▶ _EXERCISE AIM_:
What is the number of lines in the data holding the word "arithmetic"? Give that number by itself.

▶ _LISTED RECORDS_:
--- begin ---

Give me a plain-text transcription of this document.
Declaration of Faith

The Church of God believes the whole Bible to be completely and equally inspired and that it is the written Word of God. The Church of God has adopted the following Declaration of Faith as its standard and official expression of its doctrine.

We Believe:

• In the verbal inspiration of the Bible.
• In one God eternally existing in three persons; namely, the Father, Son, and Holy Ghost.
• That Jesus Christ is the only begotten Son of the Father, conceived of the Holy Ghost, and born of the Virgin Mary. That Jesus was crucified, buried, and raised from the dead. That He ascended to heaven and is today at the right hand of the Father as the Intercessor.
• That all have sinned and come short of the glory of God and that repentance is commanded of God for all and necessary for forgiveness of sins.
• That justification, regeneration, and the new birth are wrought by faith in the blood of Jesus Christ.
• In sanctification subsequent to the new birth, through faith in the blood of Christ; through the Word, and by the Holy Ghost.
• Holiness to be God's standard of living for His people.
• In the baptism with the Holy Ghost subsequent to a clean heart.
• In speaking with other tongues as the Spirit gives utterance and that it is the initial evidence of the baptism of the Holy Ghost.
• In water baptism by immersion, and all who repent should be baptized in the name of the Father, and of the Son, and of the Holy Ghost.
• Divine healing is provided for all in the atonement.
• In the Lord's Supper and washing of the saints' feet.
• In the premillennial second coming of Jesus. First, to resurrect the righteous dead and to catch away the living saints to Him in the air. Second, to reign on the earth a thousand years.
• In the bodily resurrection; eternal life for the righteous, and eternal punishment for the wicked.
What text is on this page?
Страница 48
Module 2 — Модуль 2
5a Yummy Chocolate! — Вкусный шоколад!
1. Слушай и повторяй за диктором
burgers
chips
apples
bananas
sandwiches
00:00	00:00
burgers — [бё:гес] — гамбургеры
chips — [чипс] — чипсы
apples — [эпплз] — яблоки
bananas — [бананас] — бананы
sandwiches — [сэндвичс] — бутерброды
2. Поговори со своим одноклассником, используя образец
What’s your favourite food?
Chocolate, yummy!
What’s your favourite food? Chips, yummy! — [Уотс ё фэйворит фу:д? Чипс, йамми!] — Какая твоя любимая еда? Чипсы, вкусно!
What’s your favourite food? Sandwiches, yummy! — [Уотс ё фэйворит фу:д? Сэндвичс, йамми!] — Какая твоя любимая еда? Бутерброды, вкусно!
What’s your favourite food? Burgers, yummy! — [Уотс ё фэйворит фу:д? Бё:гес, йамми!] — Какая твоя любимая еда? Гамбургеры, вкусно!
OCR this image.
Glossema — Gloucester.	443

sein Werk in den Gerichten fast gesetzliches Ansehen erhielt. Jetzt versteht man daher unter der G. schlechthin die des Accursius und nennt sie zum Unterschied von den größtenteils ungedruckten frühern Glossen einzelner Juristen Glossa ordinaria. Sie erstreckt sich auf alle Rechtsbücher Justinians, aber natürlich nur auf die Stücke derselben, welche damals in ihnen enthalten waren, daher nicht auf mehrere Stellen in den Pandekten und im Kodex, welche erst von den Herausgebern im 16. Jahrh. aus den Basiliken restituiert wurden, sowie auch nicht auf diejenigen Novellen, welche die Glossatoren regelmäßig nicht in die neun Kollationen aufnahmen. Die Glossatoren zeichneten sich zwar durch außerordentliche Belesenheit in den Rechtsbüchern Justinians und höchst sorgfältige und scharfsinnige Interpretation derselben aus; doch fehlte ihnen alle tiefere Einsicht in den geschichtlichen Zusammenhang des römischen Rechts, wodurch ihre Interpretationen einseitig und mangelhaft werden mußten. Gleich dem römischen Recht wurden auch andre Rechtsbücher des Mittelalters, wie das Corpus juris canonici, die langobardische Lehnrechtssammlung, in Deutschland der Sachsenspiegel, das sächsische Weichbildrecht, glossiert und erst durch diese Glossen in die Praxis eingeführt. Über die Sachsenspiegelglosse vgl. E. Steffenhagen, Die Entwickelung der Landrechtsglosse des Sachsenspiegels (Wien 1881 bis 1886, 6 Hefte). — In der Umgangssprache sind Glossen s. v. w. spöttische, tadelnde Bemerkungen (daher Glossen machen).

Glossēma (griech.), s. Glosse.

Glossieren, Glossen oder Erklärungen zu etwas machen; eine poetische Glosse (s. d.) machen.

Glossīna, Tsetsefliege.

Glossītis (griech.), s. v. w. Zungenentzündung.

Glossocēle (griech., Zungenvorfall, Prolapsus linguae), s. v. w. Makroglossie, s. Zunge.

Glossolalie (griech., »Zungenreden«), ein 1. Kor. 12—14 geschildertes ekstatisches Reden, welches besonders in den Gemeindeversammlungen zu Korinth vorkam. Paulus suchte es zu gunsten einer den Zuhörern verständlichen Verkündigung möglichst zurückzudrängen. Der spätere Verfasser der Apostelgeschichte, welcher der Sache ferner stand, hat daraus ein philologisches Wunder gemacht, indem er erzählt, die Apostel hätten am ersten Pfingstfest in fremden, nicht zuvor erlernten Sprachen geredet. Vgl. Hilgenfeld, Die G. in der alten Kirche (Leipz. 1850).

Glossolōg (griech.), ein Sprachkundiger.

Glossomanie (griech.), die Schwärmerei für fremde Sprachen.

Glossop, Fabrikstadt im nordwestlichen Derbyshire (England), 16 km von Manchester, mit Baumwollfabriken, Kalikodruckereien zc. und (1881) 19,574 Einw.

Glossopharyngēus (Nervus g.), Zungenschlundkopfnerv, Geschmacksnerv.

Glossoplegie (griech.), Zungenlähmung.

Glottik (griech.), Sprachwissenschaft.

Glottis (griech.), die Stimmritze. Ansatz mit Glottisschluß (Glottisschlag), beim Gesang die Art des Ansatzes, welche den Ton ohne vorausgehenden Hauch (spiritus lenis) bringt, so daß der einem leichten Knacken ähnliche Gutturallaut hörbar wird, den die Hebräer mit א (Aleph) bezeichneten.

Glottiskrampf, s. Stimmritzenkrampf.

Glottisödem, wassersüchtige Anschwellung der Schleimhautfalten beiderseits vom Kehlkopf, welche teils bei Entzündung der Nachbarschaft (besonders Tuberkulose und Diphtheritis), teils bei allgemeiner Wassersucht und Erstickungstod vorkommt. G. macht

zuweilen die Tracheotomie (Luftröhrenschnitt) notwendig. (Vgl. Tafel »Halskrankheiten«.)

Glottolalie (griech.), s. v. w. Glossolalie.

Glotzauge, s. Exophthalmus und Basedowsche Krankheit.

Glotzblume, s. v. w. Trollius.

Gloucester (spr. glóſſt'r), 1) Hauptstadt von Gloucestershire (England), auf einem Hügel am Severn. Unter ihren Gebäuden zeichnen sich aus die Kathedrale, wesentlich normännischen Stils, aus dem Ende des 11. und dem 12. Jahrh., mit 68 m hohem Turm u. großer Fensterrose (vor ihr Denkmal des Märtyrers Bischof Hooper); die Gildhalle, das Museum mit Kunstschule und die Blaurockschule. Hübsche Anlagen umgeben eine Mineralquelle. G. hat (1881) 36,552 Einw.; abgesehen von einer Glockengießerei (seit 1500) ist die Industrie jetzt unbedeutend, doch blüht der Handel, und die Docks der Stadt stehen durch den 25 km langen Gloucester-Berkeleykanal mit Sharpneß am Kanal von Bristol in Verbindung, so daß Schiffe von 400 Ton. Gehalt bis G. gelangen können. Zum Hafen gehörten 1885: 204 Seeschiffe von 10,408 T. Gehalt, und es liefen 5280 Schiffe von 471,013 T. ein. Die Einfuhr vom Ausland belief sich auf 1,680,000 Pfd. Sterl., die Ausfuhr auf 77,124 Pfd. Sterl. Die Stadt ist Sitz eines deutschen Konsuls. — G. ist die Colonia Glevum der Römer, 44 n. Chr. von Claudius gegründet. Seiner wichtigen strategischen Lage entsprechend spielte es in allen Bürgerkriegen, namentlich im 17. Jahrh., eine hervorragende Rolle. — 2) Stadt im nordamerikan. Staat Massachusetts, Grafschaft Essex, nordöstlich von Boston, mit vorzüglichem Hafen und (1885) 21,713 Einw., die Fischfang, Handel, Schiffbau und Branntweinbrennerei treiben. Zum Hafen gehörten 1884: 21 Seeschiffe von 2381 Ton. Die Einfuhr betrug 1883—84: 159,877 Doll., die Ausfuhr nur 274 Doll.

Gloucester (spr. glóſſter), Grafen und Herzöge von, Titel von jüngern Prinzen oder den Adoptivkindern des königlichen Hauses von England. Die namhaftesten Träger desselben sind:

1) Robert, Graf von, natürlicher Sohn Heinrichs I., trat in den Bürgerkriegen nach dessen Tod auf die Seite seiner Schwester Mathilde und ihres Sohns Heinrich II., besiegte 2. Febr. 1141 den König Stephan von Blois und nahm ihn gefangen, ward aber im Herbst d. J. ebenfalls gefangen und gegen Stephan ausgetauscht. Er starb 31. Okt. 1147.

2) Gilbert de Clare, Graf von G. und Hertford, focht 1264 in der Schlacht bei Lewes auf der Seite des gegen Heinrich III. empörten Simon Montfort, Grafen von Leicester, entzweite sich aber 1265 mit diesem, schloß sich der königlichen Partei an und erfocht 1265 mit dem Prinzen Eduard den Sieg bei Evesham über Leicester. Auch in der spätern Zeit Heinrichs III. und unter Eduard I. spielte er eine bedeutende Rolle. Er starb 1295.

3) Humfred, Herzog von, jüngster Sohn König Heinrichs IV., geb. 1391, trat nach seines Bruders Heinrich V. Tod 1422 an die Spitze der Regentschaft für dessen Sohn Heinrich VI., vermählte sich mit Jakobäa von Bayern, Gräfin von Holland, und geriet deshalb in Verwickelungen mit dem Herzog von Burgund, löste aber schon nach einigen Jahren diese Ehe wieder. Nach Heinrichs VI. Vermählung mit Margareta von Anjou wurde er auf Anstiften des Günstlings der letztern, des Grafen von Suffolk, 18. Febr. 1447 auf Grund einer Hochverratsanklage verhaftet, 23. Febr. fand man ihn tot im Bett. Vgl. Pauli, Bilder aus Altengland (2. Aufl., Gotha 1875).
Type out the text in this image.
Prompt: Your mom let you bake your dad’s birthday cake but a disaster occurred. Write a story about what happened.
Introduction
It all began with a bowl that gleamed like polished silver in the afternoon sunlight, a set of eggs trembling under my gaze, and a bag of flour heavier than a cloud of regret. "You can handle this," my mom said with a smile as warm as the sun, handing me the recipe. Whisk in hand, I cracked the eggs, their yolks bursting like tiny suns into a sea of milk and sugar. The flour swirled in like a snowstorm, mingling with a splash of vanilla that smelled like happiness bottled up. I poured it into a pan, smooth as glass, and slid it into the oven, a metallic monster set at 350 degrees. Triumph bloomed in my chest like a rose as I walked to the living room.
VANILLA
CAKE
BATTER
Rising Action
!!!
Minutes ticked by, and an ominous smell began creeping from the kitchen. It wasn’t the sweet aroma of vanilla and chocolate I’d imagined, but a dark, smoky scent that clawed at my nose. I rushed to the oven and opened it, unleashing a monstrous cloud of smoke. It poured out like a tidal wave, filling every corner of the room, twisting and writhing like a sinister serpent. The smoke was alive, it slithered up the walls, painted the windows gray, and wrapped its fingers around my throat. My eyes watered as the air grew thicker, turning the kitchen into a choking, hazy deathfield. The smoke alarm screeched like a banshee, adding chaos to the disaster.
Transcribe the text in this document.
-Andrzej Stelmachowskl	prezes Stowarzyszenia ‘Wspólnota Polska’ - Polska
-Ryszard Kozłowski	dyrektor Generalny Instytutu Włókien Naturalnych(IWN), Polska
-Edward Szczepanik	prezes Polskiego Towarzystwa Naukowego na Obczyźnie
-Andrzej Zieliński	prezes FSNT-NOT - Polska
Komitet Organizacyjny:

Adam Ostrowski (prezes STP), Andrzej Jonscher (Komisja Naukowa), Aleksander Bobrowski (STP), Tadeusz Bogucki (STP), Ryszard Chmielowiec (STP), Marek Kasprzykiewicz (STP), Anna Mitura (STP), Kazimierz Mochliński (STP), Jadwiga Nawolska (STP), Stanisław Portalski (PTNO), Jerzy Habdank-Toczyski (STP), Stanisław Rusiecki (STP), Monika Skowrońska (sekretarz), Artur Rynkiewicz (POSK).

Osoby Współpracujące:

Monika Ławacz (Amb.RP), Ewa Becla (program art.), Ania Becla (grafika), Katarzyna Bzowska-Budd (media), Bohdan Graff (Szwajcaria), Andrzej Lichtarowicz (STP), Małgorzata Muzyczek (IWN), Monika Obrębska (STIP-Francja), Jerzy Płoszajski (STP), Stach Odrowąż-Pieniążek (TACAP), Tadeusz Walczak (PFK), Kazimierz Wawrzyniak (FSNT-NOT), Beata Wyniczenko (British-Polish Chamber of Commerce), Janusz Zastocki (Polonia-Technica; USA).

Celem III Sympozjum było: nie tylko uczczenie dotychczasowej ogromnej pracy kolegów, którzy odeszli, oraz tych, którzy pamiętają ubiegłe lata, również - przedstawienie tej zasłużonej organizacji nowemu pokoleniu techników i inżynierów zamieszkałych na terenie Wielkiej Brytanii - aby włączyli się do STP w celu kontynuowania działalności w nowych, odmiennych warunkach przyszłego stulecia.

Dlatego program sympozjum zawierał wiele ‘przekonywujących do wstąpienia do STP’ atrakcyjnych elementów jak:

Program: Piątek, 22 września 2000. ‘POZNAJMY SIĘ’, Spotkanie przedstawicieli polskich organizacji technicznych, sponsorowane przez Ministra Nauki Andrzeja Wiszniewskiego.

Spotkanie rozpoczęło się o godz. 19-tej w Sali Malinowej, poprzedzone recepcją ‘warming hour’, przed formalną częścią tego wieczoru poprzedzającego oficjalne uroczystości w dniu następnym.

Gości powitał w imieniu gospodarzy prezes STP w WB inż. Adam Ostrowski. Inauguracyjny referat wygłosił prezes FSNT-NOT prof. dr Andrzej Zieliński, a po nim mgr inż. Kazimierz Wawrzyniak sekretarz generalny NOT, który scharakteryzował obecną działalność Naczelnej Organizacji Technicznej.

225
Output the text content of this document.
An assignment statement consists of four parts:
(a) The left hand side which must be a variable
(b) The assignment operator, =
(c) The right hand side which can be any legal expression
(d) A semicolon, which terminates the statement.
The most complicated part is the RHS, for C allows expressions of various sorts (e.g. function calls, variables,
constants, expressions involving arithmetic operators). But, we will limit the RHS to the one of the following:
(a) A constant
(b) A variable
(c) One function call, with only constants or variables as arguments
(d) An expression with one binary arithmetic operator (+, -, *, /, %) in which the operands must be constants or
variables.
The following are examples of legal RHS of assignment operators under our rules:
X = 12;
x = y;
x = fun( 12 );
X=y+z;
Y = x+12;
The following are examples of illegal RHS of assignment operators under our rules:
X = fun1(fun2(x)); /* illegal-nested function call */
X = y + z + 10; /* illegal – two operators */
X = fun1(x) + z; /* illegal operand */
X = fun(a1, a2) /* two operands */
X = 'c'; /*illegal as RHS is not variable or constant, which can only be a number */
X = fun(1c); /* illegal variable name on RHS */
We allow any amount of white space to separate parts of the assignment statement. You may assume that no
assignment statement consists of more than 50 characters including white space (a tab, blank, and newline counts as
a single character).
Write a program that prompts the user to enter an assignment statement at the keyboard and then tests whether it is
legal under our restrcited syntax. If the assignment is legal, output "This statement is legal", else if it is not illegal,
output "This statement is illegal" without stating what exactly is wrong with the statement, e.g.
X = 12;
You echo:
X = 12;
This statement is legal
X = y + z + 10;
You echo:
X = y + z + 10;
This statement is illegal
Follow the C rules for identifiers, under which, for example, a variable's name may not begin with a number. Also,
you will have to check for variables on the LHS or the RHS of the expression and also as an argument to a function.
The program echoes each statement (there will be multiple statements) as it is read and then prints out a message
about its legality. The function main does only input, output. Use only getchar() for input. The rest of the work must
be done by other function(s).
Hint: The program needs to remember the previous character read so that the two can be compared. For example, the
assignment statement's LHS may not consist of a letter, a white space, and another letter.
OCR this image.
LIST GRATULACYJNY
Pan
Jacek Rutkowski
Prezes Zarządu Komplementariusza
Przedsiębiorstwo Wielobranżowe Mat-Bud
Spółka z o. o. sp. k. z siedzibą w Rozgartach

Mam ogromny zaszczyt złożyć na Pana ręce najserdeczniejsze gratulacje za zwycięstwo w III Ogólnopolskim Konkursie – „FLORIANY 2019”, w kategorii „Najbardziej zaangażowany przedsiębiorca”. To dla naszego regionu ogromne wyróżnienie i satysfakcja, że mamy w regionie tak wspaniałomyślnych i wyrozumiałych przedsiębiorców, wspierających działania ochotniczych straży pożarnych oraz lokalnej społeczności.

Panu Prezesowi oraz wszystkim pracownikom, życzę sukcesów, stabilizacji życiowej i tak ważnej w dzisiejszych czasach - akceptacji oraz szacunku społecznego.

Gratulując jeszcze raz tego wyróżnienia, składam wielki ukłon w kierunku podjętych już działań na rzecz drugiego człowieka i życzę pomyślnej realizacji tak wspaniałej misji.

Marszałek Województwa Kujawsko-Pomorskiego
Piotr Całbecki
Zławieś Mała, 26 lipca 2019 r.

--- end ---

▶ _OUTPUT FOR THIS EXERCISE_:
2